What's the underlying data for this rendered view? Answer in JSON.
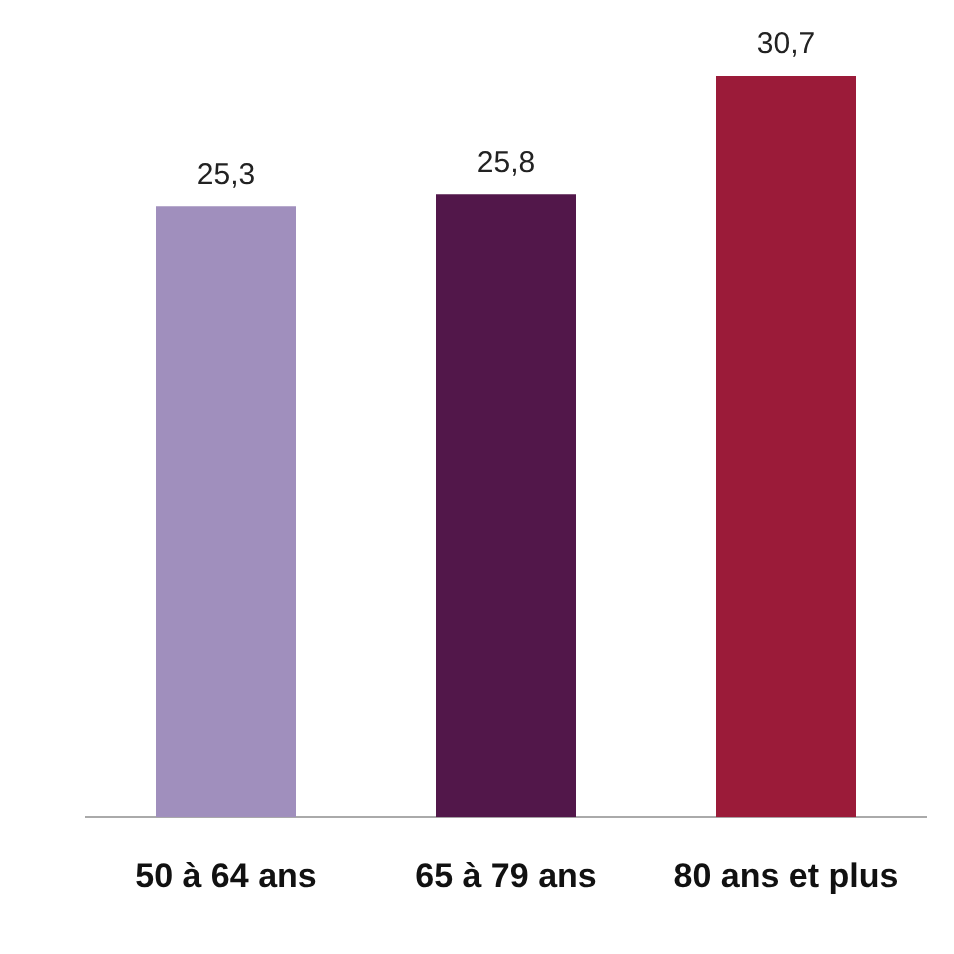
{
  "chart_data": {
    "type": "bar",
    "categories": [
      "50 à 64 ans",
      "65 à 79 ans",
      "80 ans et plus"
    ],
    "values": [
      25.3,
      25.8,
      30.7
    ],
    "value_labels": [
      "25,3",
      "25,8",
      "30,7"
    ],
    "colors": [
      "#a08fbd",
      "#52174a",
      "#9b1b39"
    ],
    "grid": false,
    "legend": false
  }
}
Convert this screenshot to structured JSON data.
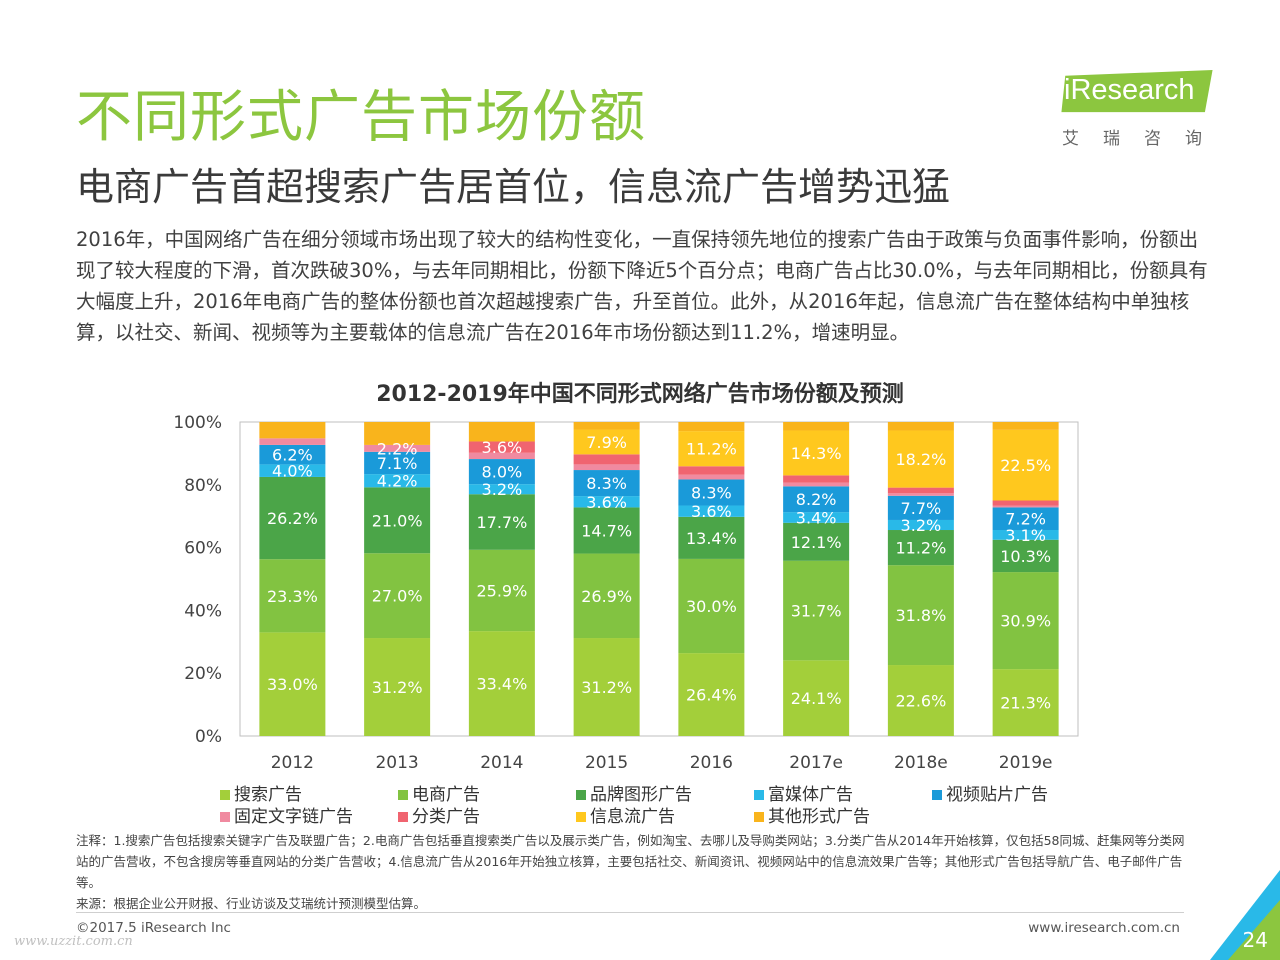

------

Reproduce all of the material above word for word. Omit the pictures.

What's the underlying data for this rendered view? Answer in JSON.
{
  "chart_data": {
    "type": "bar",
    "categories": [
      "50 à 64 ans",
      "65 à 79 ans",
      "80 ans et plus"
    ],
    "values": [
      25.3,
      25.8,
      30.7
    ],
    "value_labels": [
      "25,3",
      "25,8",
      "30,7"
    ],
    "colors": [
      "#a08fbd",
      "#52174a",
      "#9b1b39"
    ],
    "grid": false,
    "legend": false
  }
}
Convert this screenshot to structured JSON data.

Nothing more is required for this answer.